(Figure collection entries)
* * *

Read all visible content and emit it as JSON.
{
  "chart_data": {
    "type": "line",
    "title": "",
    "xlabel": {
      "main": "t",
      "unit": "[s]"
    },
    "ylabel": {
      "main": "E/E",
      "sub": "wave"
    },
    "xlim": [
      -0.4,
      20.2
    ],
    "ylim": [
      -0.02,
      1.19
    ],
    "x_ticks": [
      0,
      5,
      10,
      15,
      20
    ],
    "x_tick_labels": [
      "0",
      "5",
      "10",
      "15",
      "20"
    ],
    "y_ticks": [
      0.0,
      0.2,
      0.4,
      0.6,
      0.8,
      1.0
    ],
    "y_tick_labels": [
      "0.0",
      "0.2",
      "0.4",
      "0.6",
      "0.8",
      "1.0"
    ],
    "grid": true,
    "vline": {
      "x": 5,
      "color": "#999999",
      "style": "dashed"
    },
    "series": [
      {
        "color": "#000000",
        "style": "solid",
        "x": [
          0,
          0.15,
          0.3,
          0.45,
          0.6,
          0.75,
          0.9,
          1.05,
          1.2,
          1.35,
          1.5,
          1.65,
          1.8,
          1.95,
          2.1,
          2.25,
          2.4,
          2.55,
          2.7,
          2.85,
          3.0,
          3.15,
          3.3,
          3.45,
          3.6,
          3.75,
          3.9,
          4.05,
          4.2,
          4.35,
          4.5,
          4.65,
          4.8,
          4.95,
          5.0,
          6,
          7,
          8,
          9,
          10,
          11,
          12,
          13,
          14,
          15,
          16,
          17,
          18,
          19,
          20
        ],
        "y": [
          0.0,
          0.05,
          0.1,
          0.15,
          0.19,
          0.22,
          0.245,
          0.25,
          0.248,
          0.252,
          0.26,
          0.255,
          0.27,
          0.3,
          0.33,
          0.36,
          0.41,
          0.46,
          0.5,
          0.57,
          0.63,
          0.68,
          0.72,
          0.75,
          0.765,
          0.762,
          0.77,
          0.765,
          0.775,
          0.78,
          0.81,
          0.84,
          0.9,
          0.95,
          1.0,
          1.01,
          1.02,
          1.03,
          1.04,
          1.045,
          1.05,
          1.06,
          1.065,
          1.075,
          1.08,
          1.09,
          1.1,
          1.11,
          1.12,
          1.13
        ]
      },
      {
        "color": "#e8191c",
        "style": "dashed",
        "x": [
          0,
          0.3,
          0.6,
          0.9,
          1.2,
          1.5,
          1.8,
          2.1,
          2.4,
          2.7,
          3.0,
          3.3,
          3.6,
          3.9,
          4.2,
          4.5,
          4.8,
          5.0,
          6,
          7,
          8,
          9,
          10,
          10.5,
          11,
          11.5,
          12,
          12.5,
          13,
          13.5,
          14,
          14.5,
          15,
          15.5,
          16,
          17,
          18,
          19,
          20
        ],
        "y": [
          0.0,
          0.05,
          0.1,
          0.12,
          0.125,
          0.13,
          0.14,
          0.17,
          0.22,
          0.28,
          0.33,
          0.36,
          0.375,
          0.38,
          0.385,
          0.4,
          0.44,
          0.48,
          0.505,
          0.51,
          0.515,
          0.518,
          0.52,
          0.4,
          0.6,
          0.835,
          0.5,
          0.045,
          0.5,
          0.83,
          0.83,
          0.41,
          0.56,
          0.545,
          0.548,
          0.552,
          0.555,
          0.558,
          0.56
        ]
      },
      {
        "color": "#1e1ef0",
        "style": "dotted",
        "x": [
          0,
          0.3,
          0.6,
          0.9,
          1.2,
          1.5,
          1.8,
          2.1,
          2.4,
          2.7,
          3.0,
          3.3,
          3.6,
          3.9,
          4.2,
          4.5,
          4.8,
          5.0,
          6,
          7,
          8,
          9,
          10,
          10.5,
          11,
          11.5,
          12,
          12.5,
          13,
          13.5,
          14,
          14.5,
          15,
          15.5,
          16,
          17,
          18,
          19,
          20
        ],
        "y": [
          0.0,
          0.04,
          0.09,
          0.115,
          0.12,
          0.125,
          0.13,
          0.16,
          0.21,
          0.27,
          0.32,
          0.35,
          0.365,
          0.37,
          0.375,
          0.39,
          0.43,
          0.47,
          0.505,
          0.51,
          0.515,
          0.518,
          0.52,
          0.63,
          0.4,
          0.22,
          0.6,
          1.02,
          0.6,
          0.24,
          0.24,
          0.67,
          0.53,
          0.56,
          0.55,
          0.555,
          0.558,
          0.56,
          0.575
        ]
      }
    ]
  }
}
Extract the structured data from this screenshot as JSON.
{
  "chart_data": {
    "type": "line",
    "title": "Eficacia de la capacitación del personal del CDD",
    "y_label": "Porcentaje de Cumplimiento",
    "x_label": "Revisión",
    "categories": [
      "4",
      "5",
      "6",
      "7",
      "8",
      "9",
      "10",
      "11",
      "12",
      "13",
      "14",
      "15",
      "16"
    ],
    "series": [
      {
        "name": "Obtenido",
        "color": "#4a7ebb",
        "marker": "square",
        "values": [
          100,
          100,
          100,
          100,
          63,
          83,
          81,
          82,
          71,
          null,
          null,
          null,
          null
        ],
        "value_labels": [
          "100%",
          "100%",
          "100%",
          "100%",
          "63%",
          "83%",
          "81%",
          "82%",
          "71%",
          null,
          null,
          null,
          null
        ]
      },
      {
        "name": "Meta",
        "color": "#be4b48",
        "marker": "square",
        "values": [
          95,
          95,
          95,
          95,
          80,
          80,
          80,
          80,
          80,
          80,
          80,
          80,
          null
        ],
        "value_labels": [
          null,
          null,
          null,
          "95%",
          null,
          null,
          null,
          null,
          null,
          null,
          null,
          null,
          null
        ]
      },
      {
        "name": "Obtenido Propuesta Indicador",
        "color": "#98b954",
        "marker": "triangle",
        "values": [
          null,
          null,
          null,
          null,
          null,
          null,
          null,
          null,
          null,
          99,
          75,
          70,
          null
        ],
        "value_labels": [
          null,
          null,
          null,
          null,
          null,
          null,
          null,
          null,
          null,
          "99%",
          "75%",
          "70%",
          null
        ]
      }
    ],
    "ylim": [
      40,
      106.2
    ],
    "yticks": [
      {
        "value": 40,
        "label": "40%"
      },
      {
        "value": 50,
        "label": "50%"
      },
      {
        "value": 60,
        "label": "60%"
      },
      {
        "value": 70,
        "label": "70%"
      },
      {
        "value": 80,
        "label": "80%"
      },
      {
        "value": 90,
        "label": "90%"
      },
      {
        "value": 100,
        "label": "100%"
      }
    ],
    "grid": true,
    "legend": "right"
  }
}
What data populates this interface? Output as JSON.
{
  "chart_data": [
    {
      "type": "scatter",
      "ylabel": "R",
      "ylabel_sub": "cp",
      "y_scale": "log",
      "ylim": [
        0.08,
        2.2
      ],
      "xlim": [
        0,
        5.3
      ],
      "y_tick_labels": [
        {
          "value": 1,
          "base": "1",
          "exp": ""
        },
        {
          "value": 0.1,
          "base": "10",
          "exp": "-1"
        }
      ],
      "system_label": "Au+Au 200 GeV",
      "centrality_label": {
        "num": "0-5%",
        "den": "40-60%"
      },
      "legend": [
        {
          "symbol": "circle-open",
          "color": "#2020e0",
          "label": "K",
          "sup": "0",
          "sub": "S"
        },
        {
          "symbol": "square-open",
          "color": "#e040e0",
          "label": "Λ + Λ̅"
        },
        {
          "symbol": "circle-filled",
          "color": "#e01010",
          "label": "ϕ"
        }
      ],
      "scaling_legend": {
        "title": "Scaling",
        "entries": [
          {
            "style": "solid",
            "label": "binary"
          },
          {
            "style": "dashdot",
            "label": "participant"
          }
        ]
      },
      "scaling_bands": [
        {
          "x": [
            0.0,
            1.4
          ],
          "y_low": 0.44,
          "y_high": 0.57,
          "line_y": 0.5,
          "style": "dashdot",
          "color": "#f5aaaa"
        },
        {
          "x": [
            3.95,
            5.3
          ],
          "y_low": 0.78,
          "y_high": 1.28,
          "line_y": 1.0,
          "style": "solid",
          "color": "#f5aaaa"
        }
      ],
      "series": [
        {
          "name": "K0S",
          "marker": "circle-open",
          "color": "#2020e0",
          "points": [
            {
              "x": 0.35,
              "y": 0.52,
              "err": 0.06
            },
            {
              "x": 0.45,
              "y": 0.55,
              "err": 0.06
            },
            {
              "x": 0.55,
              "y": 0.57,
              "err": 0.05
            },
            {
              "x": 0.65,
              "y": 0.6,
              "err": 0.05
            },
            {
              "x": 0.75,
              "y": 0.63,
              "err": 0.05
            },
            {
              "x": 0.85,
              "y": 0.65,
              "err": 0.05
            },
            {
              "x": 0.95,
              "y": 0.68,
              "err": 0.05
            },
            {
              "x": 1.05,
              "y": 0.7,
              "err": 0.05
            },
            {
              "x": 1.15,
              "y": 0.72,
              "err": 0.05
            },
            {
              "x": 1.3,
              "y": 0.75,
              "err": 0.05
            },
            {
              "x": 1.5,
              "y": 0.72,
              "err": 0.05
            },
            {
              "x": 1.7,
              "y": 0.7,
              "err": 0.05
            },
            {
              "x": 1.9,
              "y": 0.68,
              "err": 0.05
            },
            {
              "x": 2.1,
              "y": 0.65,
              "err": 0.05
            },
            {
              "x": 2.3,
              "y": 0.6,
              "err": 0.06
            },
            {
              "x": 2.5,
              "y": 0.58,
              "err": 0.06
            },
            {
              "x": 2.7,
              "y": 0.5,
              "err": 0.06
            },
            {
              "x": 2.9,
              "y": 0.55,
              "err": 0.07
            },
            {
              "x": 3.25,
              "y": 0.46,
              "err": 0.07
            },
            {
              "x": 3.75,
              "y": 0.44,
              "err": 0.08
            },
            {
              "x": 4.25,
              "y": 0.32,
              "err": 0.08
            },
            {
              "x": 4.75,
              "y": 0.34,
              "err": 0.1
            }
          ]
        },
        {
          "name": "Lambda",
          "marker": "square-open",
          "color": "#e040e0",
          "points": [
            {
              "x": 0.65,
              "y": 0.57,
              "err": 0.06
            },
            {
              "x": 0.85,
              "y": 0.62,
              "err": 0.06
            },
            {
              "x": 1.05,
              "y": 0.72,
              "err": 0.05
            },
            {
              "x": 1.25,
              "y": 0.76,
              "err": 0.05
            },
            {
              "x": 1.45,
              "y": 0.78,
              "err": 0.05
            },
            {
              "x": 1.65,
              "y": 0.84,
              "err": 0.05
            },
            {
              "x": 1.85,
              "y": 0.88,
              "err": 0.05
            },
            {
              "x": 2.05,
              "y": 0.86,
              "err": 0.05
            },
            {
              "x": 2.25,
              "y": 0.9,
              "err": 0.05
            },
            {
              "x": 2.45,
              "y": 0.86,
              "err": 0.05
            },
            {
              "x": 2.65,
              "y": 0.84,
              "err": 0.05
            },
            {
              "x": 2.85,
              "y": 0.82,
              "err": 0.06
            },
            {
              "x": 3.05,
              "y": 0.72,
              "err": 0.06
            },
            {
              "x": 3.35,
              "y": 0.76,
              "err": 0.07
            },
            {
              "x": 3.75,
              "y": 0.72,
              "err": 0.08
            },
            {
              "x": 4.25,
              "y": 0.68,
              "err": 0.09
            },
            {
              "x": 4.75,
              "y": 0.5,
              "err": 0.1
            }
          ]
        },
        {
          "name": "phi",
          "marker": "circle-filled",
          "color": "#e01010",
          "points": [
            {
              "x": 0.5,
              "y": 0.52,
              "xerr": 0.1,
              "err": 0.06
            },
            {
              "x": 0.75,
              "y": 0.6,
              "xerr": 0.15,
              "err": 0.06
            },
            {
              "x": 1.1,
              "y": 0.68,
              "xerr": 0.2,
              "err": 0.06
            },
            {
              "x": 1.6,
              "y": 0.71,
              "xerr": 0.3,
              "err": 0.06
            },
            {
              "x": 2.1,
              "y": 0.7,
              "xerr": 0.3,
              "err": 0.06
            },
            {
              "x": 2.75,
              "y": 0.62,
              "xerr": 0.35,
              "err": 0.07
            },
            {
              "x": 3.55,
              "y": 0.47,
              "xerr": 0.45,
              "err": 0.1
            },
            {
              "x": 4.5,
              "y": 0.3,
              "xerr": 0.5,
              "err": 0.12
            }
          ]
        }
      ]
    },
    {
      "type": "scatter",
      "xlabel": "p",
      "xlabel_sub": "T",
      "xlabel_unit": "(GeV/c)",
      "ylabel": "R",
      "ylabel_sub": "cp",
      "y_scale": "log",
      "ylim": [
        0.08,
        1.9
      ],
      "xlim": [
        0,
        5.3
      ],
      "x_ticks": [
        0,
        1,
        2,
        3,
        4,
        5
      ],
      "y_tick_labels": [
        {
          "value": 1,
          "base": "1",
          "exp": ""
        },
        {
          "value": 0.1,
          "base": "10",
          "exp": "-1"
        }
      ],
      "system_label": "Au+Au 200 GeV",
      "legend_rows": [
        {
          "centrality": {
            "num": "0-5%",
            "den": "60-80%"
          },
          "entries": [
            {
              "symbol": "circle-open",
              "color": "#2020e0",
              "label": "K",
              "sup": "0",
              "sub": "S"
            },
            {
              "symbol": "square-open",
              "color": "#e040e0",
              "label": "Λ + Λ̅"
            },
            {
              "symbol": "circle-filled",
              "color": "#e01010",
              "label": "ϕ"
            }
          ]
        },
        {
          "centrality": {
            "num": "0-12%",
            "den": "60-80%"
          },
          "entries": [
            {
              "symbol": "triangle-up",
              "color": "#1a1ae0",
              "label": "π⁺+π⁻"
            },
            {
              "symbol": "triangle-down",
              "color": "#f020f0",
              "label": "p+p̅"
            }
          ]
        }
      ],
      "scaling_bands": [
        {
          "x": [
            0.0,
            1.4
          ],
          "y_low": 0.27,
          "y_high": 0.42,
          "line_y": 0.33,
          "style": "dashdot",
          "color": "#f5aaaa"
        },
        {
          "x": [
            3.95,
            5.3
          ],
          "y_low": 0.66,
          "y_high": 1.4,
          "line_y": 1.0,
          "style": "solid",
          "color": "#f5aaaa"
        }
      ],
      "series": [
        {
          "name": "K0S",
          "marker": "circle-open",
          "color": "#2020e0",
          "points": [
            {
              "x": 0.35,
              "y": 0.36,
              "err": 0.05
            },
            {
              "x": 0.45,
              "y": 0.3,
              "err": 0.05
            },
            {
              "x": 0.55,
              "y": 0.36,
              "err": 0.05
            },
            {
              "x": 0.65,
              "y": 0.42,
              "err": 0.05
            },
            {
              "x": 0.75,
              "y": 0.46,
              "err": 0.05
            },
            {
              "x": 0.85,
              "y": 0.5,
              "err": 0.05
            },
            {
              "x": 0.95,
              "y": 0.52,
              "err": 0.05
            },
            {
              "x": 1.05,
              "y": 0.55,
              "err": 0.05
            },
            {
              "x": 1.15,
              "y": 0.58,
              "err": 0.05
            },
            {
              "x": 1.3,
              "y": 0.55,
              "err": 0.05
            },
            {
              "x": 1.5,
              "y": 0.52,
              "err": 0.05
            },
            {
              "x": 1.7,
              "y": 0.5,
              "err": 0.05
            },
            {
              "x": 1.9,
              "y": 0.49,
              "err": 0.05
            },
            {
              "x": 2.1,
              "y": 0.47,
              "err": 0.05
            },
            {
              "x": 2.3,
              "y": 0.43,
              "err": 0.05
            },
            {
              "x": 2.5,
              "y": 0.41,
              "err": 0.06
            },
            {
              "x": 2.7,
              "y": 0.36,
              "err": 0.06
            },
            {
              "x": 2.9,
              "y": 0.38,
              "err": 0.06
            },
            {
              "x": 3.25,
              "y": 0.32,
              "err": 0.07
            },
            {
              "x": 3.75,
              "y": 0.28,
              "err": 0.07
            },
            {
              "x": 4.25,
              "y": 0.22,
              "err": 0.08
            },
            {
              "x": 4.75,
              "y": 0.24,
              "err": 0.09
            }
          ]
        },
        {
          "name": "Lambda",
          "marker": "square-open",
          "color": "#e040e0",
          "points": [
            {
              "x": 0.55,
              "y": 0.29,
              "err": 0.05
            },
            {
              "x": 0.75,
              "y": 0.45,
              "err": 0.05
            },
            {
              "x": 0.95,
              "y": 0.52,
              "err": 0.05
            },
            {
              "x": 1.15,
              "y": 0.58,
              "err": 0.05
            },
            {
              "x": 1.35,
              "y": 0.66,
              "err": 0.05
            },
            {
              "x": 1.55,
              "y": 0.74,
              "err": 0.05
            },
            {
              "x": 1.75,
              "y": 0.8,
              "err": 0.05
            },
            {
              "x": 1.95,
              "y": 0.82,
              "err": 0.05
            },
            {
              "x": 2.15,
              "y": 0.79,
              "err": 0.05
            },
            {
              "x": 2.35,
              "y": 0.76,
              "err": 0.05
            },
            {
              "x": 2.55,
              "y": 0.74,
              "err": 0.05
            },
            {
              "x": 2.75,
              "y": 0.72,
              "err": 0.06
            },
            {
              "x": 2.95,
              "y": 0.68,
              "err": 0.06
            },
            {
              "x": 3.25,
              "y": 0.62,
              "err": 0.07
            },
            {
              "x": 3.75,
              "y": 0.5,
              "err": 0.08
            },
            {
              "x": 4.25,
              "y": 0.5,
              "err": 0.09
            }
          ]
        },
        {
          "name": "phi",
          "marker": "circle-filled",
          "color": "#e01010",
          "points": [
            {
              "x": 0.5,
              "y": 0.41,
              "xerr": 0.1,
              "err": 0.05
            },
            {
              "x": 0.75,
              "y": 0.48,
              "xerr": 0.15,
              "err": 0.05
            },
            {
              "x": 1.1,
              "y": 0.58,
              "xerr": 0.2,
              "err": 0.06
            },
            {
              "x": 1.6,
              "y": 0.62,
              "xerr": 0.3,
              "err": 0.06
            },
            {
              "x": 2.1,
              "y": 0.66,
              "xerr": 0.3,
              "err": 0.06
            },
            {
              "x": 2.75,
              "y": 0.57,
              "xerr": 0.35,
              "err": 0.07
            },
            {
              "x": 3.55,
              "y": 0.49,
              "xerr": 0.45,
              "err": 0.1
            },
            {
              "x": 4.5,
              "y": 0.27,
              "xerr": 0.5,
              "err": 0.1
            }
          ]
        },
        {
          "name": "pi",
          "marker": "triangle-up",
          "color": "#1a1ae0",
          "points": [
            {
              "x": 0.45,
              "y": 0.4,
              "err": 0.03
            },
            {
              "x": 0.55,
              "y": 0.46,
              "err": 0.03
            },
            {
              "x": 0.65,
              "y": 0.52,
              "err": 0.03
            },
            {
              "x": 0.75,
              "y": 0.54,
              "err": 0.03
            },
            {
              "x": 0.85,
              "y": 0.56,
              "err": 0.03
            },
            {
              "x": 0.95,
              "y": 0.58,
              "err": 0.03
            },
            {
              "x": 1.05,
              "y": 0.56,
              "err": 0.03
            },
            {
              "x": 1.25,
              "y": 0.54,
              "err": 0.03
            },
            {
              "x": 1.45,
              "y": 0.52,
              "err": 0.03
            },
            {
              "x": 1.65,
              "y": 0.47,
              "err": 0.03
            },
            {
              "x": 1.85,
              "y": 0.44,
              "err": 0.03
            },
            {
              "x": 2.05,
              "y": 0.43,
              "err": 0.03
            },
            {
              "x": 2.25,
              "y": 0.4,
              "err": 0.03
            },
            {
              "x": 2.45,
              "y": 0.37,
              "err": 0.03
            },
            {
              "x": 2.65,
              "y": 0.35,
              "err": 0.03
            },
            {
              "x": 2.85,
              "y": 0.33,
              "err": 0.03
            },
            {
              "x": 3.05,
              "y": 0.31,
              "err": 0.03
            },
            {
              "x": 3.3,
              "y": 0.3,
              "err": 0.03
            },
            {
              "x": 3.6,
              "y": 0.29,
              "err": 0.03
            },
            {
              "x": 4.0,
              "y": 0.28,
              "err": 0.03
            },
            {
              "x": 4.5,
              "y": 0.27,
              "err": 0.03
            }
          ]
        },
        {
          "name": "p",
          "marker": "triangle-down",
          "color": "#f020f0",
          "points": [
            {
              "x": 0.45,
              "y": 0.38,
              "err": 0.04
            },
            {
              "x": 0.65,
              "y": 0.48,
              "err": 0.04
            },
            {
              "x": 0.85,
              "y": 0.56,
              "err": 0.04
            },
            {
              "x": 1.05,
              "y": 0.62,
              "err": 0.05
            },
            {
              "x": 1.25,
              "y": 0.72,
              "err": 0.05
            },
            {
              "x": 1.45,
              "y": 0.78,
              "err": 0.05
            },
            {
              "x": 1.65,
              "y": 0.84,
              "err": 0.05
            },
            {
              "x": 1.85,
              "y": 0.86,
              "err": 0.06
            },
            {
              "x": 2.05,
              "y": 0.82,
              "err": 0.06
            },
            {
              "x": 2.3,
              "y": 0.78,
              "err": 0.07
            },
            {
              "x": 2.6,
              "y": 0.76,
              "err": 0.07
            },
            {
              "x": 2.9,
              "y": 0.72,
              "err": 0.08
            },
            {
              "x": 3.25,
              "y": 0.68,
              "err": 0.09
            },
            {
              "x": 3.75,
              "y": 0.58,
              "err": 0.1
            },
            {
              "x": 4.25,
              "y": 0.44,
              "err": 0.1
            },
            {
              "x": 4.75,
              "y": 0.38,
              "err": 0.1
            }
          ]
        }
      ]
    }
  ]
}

* * *

Given task: Scan the data above and copy every line with "Obtenido" in it.

Written response:
        "name": "Obtenido",
        "name": "Obtenido Propuesta Indicador",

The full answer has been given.